Spatial layout listing
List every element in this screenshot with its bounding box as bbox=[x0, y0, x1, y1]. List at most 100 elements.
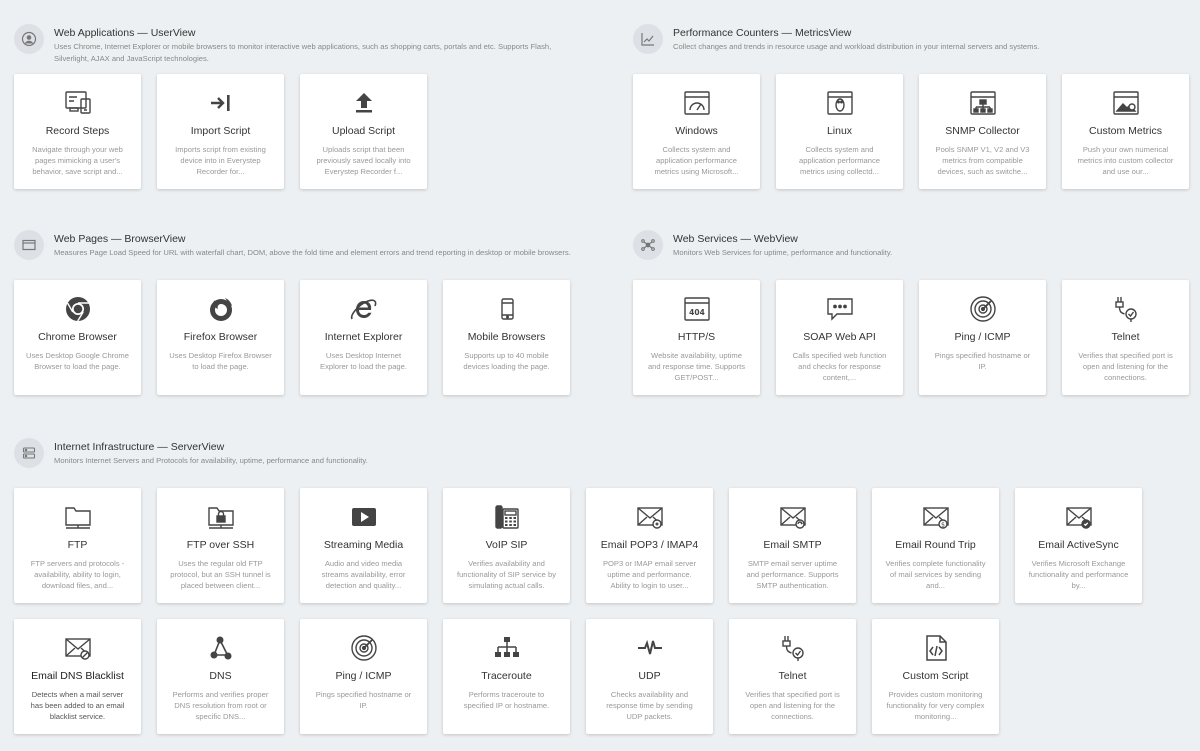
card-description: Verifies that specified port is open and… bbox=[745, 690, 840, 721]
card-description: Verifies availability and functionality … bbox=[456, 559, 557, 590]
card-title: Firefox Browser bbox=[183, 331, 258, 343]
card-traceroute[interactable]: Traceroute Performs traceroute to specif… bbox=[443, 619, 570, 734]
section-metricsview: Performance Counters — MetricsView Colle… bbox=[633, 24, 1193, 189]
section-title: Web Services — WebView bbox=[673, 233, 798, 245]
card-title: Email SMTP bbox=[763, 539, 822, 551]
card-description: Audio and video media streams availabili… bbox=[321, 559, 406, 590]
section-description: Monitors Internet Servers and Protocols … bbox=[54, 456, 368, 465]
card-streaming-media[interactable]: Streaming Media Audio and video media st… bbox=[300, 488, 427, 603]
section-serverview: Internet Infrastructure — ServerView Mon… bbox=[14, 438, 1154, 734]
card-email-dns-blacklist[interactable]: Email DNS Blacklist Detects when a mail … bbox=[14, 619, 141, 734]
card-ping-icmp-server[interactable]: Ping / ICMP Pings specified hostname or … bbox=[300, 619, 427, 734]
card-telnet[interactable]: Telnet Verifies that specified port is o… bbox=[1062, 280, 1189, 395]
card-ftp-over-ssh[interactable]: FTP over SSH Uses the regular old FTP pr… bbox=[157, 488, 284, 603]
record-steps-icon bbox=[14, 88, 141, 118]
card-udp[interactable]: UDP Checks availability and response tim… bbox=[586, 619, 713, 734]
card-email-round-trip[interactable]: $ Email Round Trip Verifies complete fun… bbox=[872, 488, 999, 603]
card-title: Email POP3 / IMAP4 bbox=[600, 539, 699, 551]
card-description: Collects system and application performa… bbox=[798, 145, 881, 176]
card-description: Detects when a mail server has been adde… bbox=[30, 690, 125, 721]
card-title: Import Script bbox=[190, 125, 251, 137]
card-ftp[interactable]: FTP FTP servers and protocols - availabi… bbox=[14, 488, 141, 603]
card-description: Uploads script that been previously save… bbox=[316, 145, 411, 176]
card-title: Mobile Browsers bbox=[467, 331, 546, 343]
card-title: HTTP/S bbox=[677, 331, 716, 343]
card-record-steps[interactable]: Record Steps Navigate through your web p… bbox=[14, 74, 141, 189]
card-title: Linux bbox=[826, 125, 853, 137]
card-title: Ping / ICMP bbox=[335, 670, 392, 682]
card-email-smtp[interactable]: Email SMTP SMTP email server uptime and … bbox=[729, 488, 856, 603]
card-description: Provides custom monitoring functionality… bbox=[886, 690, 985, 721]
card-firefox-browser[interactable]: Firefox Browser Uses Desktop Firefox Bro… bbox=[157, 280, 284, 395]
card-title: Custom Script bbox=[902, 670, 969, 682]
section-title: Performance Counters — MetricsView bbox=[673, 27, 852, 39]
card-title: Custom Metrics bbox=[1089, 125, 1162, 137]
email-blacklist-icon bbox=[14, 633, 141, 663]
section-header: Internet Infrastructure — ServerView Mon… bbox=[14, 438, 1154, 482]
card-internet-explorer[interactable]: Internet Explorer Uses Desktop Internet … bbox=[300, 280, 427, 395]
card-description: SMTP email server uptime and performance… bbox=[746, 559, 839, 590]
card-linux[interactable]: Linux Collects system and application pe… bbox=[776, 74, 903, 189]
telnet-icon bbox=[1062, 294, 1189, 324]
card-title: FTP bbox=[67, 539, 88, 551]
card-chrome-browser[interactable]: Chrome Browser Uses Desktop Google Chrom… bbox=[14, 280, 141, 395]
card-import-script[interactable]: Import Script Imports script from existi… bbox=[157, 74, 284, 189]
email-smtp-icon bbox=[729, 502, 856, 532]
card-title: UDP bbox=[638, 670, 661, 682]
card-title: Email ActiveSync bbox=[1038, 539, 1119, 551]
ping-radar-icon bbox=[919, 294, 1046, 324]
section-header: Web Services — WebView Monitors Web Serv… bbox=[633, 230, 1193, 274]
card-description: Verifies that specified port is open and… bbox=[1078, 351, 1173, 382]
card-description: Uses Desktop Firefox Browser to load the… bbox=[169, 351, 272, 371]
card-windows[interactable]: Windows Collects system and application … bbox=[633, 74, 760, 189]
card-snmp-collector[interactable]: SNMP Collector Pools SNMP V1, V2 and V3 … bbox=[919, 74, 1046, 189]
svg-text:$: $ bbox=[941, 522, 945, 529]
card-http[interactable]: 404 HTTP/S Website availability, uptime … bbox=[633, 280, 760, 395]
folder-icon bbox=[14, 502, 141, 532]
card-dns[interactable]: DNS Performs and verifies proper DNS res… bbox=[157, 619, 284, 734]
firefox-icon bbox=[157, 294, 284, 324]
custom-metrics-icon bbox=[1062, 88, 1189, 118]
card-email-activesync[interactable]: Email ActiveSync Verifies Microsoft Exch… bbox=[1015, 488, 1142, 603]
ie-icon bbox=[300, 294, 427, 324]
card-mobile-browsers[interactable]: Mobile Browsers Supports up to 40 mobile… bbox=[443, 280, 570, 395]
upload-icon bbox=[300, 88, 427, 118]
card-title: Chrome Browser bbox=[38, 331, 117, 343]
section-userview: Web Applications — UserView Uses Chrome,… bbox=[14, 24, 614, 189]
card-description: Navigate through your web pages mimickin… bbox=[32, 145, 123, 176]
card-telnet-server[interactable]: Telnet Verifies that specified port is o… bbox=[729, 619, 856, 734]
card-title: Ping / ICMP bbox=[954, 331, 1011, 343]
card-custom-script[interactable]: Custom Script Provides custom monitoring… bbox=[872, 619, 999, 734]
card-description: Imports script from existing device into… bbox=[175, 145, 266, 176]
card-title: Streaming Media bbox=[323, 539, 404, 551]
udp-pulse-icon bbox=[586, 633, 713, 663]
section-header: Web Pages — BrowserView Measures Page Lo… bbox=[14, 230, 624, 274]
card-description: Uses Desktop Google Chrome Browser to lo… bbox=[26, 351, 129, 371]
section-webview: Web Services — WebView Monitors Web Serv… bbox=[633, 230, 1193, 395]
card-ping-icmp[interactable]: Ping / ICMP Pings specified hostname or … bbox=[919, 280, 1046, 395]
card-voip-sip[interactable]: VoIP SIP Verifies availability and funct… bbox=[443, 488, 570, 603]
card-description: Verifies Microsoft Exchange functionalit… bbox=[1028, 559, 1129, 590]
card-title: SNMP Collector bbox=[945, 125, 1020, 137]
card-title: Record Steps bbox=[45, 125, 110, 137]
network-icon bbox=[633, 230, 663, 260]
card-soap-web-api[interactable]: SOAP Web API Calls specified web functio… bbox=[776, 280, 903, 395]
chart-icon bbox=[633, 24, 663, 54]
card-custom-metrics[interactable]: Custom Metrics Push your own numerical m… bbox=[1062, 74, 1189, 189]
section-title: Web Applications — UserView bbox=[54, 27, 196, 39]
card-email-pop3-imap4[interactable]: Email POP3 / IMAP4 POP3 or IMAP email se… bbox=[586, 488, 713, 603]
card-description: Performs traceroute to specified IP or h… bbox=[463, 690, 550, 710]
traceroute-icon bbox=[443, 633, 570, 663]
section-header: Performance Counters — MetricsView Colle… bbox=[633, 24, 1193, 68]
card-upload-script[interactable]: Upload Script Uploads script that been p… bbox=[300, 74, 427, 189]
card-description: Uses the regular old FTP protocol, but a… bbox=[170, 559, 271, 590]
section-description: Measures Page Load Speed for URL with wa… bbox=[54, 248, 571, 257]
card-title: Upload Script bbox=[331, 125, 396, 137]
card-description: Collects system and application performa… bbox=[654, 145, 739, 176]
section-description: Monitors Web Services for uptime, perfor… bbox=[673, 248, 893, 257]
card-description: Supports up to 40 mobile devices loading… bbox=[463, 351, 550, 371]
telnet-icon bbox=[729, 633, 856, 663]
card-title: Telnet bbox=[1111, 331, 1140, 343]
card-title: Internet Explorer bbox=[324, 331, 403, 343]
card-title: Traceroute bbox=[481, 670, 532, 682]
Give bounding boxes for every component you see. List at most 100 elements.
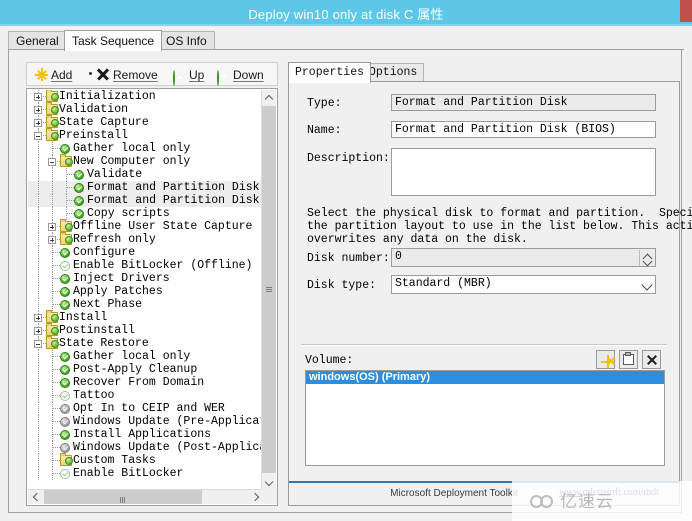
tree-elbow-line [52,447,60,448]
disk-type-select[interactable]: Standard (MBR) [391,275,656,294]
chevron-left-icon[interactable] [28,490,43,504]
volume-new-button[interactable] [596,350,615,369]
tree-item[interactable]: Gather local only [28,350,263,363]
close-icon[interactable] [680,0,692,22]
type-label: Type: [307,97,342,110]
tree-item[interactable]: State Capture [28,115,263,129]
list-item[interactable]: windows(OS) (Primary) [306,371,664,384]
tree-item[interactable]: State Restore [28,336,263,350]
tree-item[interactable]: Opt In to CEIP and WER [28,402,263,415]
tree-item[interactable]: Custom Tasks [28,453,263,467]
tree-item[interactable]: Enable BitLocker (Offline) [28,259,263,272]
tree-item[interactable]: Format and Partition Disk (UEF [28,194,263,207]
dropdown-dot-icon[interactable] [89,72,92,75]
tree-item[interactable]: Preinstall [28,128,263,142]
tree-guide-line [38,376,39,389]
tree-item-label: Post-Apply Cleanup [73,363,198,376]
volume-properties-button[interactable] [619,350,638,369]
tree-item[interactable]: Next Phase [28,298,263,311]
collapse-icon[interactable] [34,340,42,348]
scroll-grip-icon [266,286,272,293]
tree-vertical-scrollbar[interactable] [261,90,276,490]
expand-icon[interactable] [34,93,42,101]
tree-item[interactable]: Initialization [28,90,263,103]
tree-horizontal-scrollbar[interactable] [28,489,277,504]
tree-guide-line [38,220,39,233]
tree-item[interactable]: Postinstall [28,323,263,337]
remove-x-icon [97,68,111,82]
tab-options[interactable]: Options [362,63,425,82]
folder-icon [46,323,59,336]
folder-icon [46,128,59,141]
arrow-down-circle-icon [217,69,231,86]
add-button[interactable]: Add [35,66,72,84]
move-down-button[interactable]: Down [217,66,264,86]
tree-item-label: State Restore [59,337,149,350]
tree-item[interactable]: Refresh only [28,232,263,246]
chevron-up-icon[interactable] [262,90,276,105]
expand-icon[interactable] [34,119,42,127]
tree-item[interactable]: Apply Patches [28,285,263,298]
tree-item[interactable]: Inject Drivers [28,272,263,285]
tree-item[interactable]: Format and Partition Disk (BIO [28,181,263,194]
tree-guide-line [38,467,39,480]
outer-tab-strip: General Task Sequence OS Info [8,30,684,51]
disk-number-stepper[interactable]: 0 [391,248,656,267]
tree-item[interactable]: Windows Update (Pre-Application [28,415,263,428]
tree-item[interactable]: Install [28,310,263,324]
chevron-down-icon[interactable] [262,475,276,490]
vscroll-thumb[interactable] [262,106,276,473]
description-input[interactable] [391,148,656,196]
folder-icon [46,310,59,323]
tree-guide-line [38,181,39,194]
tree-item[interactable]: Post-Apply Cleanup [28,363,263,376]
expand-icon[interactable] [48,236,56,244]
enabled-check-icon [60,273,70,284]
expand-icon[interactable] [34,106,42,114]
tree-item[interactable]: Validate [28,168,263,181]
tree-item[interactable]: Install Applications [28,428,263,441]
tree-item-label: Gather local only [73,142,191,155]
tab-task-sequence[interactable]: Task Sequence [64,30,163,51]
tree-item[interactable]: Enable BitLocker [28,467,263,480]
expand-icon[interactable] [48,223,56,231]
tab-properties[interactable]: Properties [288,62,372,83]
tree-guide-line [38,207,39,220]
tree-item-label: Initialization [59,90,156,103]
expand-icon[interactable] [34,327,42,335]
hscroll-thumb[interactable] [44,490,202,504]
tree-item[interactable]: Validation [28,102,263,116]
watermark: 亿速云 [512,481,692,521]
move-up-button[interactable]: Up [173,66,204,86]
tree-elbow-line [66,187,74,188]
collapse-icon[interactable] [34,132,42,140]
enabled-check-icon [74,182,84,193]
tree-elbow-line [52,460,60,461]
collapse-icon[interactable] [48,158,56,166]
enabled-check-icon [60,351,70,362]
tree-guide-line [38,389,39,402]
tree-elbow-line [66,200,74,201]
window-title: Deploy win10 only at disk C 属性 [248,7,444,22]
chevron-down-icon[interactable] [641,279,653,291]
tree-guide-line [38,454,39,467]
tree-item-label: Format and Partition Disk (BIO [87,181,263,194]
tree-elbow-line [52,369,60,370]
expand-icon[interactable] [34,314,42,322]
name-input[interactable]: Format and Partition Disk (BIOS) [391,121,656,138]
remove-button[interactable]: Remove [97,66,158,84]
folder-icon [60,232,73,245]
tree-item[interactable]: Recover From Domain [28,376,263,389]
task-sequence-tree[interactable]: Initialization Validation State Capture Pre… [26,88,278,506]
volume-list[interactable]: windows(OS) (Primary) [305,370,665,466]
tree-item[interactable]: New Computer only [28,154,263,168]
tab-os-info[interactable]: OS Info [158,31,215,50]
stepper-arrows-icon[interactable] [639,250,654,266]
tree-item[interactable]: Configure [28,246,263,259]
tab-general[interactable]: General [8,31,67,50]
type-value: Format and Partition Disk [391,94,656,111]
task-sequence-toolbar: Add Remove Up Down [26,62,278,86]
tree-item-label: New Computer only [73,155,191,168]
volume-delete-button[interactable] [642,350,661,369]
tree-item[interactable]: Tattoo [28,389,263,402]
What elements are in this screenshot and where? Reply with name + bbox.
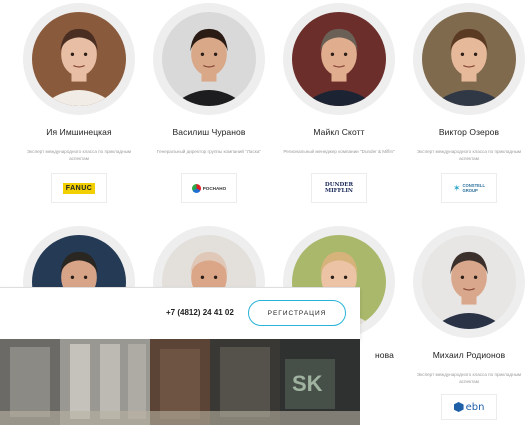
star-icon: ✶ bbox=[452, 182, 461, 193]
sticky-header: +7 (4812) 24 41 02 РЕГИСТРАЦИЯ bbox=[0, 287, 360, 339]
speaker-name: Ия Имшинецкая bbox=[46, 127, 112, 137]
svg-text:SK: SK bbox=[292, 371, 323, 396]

▶ **Short task**
Rewrite everything from the line containing "star-icon: ✶ bbox=[452, 182, 461, 193]" down to the end of the listing, swapping "speaker-name" for "presenter-name" and leaving the rest unchanged.

▶ **Written reply**
star-icon: ✶ bbox=[452, 182, 461, 193]
sticky-header: +7 (4812) 24 41 02 РЕГИСТРАЦИЯ bbox=[0, 287, 360, 339]
presenter-name: Ия Имшинецкая bbox=[46, 127, 112, 137]
svg-text:SK: SK bbox=[292, 371, 323, 396]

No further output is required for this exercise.